[Set task] Each line that holds the word "Rating" is to be identified and copied.
═══ Rows
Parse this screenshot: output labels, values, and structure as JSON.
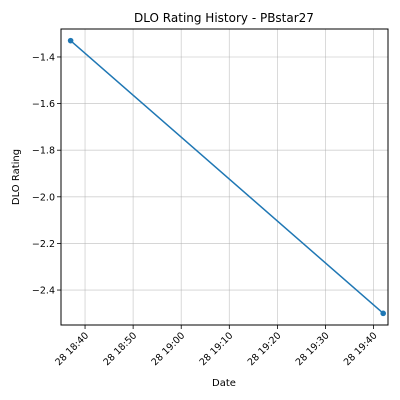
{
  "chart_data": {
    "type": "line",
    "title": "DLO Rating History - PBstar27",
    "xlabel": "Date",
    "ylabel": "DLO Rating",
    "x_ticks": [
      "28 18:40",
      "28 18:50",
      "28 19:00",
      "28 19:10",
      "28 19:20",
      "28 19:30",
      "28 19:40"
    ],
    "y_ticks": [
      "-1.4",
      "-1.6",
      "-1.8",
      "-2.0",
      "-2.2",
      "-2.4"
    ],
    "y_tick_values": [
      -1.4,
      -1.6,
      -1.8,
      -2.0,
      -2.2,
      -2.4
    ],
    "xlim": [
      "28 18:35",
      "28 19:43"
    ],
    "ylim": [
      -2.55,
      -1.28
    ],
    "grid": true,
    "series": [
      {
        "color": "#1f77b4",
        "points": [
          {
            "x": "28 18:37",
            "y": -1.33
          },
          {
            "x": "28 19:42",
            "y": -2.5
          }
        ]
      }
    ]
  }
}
══════
[The reply]
    "title": "DLO Rating History - PBstar27",
    "ylabel": "DLO Rating",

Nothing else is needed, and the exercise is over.